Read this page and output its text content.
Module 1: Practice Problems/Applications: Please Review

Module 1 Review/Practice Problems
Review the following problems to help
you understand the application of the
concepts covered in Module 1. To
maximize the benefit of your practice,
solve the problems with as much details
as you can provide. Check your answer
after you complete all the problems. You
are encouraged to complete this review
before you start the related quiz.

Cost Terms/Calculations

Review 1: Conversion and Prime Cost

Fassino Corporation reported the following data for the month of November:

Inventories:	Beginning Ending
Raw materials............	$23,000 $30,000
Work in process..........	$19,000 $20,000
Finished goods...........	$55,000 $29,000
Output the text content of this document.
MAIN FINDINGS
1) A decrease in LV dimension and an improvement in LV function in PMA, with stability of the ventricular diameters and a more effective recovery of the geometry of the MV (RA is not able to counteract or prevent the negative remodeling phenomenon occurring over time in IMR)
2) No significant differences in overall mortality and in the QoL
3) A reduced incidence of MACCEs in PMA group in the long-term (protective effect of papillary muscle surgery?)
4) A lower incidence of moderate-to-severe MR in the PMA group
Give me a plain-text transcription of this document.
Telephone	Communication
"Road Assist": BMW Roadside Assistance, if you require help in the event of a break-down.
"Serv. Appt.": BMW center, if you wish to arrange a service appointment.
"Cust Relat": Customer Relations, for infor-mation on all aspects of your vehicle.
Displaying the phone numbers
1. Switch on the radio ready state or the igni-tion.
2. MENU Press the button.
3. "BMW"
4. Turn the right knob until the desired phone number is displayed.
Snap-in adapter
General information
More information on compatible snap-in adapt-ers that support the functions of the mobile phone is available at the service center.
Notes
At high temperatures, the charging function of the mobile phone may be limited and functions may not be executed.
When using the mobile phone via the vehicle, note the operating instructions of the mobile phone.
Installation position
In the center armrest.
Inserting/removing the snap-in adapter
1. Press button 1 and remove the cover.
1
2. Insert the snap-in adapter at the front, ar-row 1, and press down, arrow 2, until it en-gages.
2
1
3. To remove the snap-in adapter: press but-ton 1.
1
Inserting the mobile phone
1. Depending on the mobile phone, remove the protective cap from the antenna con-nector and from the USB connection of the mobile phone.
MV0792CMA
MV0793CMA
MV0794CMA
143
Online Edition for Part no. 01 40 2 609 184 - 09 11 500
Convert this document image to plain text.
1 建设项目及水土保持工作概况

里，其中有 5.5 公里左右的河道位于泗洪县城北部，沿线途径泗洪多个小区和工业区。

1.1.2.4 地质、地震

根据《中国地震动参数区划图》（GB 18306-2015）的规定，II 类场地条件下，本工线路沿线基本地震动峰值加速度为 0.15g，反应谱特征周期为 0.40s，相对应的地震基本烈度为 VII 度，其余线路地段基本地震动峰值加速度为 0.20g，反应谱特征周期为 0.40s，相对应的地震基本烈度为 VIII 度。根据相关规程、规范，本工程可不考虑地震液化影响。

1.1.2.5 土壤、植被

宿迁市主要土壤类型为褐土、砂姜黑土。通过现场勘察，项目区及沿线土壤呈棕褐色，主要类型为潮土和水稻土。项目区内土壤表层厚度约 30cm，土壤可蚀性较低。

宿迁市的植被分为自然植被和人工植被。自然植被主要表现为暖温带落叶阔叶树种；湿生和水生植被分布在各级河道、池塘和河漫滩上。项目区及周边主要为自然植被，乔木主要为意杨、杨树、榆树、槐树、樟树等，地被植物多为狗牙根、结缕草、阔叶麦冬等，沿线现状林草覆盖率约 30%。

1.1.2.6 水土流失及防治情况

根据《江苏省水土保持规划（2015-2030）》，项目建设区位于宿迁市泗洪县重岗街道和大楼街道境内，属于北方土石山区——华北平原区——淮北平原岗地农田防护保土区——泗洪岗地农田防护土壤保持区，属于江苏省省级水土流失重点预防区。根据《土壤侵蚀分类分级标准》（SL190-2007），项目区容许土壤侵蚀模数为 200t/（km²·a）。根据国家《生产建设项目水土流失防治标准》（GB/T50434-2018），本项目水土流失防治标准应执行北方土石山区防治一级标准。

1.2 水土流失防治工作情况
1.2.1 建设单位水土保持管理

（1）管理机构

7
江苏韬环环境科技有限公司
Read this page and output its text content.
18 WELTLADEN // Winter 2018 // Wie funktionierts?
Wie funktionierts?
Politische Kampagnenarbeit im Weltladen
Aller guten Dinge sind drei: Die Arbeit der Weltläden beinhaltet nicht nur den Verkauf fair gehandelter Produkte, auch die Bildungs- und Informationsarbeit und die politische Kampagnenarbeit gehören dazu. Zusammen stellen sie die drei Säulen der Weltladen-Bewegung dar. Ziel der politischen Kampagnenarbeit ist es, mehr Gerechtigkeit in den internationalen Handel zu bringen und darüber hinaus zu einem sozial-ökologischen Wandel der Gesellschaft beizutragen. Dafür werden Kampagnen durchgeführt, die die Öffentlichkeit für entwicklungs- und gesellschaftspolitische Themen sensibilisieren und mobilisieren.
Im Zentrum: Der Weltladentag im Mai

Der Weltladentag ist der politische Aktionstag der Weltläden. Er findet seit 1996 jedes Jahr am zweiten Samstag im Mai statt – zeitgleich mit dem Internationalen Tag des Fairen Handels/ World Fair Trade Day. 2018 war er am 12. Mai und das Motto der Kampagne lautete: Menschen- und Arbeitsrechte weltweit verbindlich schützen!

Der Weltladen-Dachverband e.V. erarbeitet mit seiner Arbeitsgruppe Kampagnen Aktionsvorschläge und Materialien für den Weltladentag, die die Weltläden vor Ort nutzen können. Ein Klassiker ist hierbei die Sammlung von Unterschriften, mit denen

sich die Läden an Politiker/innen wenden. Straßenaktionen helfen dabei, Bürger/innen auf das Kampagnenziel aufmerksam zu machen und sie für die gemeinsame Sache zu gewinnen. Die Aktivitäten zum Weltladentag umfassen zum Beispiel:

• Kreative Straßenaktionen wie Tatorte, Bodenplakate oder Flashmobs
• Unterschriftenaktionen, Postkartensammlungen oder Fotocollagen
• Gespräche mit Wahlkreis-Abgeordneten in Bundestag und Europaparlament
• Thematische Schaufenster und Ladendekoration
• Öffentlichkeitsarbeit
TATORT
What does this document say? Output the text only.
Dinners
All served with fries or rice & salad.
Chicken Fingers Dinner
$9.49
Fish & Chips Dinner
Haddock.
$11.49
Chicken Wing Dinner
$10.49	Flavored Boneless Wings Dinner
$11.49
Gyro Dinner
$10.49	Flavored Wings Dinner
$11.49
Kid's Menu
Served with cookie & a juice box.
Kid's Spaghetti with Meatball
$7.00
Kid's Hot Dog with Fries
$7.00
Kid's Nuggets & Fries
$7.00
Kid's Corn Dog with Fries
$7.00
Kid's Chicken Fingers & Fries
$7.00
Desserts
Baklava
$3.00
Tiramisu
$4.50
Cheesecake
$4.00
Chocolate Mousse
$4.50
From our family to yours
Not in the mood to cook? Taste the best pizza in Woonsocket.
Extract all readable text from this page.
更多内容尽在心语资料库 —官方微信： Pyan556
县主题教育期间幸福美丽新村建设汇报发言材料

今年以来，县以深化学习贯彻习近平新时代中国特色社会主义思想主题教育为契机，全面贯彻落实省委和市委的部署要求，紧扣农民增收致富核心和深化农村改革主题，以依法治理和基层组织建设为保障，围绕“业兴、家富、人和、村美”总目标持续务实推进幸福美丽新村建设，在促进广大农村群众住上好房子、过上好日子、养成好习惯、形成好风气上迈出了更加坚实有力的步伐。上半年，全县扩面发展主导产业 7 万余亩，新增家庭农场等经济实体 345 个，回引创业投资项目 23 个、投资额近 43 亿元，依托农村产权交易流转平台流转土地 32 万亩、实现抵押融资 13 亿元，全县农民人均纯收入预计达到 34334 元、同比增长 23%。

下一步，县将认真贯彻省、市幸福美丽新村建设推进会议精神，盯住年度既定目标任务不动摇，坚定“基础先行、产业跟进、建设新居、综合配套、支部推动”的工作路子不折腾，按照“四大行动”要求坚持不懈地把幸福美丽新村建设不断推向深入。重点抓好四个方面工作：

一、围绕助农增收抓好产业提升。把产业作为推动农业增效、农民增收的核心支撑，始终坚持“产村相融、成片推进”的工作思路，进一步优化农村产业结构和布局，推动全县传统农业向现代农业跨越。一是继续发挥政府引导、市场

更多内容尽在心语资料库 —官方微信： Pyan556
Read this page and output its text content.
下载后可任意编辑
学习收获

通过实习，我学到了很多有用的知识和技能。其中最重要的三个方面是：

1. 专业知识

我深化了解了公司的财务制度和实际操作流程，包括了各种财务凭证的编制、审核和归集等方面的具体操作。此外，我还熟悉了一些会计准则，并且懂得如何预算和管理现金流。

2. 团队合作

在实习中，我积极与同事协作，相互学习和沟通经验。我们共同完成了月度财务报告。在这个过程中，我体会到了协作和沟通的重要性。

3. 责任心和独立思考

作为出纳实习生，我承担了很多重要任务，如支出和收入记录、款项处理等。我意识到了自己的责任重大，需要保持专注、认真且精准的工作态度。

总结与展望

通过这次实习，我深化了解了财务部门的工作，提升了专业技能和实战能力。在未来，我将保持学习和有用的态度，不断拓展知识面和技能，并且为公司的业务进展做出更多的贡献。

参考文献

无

■ **REQUIRED WORK**:
Copy every line of the records above that holds the word "Fingers".

■ **EXERCISE OUTPUT**:
Chicken Fingers Dinner
Kid's Chicken Fingers & Fries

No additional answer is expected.